Gather up all lines that carry the word "Программа".

- DATA PROVIDED:
===
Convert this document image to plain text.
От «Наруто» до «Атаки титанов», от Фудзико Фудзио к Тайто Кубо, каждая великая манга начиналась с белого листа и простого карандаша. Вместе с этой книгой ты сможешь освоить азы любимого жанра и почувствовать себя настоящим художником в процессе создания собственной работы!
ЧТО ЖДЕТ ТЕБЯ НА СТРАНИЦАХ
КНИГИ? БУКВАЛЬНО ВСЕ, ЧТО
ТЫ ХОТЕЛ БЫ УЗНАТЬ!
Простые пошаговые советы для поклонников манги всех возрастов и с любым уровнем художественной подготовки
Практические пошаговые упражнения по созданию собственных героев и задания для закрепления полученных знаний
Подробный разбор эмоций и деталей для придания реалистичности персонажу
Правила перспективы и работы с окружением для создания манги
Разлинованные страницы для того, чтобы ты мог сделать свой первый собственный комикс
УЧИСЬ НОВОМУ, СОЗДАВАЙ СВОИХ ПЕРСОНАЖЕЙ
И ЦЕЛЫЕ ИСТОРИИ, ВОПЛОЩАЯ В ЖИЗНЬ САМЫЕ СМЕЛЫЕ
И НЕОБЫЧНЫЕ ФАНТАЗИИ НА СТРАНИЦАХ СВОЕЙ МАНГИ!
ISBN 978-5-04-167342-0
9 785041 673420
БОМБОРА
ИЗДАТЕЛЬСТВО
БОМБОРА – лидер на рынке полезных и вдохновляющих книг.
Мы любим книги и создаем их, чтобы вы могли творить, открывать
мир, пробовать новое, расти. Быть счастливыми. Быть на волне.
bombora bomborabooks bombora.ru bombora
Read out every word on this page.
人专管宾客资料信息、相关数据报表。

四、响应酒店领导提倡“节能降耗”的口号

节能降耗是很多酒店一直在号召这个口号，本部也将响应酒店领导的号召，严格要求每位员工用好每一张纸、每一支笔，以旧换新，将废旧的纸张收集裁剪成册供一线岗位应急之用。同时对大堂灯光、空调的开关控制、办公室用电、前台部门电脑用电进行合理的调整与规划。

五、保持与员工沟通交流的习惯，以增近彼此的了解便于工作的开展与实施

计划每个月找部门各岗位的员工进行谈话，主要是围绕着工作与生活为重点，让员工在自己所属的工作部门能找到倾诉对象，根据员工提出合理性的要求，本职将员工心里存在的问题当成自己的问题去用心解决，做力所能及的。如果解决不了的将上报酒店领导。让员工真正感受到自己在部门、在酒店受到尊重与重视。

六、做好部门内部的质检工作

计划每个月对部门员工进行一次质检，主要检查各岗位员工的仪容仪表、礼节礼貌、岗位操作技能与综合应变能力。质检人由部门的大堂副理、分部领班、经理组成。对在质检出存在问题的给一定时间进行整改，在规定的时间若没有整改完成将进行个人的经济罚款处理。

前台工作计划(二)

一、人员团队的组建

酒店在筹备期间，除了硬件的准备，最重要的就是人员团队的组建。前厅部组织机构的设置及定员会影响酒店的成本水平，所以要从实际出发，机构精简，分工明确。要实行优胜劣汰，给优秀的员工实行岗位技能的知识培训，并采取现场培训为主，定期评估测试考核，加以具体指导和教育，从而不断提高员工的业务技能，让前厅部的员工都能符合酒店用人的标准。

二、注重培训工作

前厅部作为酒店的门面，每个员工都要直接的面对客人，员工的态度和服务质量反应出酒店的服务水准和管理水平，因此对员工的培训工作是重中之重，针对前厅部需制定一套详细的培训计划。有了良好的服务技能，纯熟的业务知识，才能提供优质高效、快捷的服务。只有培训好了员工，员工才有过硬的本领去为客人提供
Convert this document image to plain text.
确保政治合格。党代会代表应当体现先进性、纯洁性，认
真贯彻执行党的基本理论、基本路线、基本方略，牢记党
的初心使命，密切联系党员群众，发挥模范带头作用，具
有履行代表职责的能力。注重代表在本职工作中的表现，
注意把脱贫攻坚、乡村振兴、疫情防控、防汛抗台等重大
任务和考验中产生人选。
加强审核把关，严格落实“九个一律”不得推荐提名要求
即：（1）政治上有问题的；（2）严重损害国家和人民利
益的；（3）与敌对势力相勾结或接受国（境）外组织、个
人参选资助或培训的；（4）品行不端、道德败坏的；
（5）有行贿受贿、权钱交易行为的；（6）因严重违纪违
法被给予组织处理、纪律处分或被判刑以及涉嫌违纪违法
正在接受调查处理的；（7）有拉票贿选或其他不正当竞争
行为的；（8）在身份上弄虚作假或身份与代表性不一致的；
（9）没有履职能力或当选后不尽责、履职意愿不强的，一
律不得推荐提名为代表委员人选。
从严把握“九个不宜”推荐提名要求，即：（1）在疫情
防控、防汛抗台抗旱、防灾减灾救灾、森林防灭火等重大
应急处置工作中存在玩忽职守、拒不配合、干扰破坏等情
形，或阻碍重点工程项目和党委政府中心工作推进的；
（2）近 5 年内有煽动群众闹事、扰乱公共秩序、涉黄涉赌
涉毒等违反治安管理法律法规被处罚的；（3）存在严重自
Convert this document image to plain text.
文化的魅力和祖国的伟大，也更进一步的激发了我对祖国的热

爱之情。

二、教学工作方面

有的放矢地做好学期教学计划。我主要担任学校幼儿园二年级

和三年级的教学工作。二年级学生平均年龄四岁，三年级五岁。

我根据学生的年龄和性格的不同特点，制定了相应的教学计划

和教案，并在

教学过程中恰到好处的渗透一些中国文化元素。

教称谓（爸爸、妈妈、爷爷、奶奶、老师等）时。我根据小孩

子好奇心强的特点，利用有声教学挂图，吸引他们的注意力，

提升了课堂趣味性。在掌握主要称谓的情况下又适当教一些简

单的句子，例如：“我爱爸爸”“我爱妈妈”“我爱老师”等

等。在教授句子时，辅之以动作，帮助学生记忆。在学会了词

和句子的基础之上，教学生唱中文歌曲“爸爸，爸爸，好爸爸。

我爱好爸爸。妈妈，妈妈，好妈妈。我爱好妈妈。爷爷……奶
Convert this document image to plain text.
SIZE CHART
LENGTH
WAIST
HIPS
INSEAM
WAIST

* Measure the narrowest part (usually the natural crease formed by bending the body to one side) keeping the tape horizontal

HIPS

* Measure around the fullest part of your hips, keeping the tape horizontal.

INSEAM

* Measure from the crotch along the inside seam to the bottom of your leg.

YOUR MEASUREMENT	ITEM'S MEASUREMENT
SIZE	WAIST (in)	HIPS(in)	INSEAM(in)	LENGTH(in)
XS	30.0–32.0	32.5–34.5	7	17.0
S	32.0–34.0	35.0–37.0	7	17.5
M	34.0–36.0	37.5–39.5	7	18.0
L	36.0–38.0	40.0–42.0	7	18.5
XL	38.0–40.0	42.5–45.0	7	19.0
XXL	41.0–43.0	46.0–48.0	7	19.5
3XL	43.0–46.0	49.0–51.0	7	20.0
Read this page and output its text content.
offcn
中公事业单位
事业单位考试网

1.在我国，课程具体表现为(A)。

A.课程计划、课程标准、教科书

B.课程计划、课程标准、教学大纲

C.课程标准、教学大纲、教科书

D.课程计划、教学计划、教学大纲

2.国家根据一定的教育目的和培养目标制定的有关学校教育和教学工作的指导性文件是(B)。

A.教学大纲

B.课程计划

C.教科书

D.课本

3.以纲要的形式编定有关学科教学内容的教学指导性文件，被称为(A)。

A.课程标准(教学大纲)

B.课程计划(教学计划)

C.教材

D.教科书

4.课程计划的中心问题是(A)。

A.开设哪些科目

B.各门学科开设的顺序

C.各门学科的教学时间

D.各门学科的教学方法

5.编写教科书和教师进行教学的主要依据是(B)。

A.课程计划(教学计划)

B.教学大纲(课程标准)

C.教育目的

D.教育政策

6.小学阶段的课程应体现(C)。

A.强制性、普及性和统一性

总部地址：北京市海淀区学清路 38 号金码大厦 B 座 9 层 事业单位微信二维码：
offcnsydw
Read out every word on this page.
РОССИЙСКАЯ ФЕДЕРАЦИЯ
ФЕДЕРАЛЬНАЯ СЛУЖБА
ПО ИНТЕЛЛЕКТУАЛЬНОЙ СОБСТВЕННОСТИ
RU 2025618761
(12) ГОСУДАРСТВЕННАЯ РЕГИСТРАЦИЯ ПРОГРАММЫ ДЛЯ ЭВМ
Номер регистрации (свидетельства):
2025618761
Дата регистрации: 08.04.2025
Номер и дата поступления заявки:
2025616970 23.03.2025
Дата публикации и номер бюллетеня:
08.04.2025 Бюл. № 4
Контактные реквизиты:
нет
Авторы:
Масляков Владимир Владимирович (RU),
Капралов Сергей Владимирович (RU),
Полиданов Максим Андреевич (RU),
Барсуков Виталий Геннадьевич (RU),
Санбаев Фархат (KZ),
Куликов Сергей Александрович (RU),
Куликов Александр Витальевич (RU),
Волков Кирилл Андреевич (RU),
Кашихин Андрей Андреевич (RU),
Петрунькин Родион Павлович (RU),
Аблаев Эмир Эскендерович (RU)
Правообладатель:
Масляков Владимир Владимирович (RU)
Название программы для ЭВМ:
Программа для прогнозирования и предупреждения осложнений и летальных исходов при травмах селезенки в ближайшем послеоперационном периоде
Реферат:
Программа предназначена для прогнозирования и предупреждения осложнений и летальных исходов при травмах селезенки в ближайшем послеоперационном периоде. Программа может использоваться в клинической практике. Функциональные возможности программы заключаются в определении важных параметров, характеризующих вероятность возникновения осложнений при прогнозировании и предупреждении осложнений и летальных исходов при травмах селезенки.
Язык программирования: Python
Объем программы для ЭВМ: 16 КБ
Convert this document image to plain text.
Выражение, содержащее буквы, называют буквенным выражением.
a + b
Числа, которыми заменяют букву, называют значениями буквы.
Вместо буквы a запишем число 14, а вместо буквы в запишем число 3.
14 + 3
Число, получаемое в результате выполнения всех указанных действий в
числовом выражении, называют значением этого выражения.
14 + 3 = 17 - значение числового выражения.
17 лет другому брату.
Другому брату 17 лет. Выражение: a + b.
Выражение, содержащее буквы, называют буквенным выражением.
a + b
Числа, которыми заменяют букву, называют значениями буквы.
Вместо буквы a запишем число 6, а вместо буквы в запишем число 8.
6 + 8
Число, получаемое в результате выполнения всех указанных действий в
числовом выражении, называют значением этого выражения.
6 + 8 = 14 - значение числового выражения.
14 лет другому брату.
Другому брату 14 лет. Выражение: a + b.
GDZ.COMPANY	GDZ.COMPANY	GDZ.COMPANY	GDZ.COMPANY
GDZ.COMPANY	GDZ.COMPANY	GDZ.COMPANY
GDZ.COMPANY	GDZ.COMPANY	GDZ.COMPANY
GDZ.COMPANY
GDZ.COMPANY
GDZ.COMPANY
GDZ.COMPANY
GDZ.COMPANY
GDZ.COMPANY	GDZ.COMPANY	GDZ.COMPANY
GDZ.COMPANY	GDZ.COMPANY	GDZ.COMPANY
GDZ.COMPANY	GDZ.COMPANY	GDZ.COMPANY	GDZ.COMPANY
===
- RESULT OF THIS TASK:
Программа для прогнозирования и предупреждения осложнений и летальных исходов при травмах селезенки в ближайшем послеоперационном периоде
Программа предназначена для прогнозирования и предупреждения осложнений и летальных исходов при травмах селезенки в ближайшем послеоперационном периоде. Программа может использоваться в клинической практике. Функциональные возможности программы заключаются в определении важных параметров, характеризующих вероятность возникновения осложнений при прогнозировании и предупреждении осложнений и летальных исходов при травмах селезенки.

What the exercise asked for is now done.